The exercise — From the entries that follow, pick out all lines holding "Kong".

Excerpted records —
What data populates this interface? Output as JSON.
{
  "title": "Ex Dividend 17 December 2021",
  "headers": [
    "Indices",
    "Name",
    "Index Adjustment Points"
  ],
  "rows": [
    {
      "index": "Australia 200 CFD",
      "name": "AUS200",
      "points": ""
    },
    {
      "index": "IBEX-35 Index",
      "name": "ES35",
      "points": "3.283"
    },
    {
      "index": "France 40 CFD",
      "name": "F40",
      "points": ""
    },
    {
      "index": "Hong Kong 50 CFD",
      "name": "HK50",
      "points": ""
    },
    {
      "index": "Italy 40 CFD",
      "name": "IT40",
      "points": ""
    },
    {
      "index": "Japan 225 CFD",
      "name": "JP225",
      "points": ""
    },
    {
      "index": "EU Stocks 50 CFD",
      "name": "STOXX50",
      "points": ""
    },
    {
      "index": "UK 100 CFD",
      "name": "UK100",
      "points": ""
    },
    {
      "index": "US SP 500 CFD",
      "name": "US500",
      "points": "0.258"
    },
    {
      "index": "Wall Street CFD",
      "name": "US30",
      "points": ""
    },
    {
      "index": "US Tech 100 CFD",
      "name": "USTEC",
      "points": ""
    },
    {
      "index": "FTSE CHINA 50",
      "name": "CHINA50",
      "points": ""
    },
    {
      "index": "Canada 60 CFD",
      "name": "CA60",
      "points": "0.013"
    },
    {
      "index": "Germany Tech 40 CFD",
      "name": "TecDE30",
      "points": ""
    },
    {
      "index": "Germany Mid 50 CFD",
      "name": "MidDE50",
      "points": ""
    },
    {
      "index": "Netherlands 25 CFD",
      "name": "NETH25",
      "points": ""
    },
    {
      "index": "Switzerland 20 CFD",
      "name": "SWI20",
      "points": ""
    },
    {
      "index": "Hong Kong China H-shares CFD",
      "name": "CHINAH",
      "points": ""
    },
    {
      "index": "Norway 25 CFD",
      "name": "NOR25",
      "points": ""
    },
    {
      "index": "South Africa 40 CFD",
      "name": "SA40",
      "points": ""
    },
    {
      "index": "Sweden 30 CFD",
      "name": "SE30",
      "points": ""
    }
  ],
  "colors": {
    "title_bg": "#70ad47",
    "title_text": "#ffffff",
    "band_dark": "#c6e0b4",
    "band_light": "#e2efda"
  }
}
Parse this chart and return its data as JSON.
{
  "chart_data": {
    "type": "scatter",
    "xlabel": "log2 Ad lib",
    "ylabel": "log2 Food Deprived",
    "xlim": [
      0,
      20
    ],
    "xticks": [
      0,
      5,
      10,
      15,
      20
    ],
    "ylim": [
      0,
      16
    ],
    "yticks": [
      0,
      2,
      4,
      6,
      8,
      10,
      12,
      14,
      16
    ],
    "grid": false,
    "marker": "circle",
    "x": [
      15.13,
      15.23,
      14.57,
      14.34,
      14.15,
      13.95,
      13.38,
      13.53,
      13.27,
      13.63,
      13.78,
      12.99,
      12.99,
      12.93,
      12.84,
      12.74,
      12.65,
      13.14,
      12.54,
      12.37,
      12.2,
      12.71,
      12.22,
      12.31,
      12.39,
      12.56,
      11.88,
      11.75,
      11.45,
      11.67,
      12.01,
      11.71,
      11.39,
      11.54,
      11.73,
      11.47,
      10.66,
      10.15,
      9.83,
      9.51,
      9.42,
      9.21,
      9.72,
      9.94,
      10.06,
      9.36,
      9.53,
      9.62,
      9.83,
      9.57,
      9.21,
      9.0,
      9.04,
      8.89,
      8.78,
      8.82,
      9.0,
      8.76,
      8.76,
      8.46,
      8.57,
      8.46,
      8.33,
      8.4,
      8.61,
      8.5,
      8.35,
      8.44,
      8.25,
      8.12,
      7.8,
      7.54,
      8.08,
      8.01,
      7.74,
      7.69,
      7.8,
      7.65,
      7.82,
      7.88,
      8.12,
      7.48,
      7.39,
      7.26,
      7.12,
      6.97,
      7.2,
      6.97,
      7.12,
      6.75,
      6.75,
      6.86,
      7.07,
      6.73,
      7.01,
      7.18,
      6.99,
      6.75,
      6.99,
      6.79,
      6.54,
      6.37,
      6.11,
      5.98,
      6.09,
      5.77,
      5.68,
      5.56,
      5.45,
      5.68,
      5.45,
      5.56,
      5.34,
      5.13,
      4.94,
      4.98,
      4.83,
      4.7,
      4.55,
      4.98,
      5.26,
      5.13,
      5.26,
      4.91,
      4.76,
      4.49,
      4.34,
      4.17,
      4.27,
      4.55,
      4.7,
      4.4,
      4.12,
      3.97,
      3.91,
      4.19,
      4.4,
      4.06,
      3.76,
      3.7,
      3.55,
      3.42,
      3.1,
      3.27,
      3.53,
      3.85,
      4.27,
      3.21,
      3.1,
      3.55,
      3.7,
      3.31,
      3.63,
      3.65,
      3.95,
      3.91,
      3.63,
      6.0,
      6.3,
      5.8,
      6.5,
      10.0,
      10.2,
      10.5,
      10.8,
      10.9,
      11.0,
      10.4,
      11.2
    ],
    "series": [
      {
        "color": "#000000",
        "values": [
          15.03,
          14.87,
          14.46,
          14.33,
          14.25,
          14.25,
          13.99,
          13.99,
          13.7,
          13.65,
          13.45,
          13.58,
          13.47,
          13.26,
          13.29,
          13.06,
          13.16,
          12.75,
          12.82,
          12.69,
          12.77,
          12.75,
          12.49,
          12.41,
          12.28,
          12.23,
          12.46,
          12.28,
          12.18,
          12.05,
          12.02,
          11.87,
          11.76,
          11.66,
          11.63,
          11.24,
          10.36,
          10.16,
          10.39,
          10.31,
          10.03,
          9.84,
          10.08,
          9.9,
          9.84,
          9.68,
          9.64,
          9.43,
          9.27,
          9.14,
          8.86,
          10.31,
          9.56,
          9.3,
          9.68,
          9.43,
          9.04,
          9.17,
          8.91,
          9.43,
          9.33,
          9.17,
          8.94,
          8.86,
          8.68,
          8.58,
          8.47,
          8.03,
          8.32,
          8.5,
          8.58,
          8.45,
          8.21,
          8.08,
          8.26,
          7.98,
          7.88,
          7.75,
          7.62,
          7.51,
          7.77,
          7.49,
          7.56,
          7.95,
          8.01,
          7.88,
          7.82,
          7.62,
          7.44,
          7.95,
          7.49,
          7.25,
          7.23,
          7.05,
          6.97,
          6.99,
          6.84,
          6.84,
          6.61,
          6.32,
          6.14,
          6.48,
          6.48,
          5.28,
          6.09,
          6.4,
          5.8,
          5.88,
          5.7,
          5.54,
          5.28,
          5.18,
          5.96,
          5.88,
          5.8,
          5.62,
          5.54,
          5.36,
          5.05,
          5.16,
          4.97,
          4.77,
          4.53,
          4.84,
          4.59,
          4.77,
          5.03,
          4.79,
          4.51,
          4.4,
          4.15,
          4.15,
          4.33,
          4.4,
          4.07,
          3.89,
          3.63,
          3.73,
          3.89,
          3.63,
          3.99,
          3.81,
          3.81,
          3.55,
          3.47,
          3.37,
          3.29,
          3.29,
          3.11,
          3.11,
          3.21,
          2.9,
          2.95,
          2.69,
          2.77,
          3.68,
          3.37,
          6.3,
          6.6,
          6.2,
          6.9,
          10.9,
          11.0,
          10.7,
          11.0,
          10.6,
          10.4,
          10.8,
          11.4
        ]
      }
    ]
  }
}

Correct result —
      "index": "Hong Kong 50 CFD",
      "index": "Hong Kong China H-shares CFD",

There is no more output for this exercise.